= Requirement =
Write out each line from the data below that includes the word "klesá".

──────── Input material ────────

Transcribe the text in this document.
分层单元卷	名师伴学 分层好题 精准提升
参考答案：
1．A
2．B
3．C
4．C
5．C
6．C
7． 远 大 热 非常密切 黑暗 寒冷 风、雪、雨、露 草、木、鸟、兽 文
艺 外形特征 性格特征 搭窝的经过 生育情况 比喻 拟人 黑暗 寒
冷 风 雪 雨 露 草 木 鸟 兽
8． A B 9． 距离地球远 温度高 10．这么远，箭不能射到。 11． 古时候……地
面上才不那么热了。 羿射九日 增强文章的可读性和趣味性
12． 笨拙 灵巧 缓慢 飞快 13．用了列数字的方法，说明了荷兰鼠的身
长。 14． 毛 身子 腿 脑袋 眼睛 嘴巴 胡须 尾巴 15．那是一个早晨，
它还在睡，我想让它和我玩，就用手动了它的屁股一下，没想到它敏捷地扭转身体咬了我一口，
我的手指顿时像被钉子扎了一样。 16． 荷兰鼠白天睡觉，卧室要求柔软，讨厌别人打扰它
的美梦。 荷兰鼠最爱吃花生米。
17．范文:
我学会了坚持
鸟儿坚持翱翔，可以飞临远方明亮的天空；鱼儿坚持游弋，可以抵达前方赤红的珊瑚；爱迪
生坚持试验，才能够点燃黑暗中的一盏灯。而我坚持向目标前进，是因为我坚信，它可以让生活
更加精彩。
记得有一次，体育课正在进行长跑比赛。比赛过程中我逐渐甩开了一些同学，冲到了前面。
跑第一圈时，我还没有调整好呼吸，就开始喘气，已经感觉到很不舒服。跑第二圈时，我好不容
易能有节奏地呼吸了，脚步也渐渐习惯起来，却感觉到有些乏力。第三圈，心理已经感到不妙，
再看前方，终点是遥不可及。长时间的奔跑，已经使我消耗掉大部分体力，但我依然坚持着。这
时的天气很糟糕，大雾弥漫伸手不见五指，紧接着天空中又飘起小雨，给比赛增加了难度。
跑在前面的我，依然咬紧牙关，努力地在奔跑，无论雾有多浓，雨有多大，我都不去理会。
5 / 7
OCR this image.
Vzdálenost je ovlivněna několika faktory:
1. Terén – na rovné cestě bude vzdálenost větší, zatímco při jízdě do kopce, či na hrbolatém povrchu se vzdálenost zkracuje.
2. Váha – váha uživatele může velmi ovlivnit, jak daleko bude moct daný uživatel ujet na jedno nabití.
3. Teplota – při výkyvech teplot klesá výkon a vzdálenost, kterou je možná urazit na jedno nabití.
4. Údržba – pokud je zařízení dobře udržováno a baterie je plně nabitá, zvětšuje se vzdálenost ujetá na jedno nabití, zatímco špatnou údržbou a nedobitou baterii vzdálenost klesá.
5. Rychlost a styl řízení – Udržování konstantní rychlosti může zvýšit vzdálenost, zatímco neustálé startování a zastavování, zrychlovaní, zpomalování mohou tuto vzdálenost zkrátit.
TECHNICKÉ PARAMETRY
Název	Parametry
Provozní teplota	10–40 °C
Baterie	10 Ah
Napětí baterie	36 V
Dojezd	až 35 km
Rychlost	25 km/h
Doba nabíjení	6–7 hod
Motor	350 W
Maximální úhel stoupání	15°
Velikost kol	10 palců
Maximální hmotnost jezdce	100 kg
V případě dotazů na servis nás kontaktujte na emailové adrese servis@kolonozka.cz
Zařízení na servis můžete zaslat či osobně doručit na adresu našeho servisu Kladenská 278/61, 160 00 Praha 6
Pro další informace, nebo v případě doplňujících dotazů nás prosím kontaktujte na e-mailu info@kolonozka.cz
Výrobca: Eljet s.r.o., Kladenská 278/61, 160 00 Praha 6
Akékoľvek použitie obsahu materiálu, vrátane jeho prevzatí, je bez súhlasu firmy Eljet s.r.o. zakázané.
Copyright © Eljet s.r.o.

────────

= The result =
3. Teplota – při výkyvech teplot klesá výkon a vzdálenost, kterou je možná urazit na jedno nabití.
4. Údržba – pokud je zařízení dobře udržováno a baterie je plně nabitá, zvětšuje se vzdálenost ujetá na jedno nabití, zatímco špatnou údržbou a nedobitou baterii vzdálenost klesá.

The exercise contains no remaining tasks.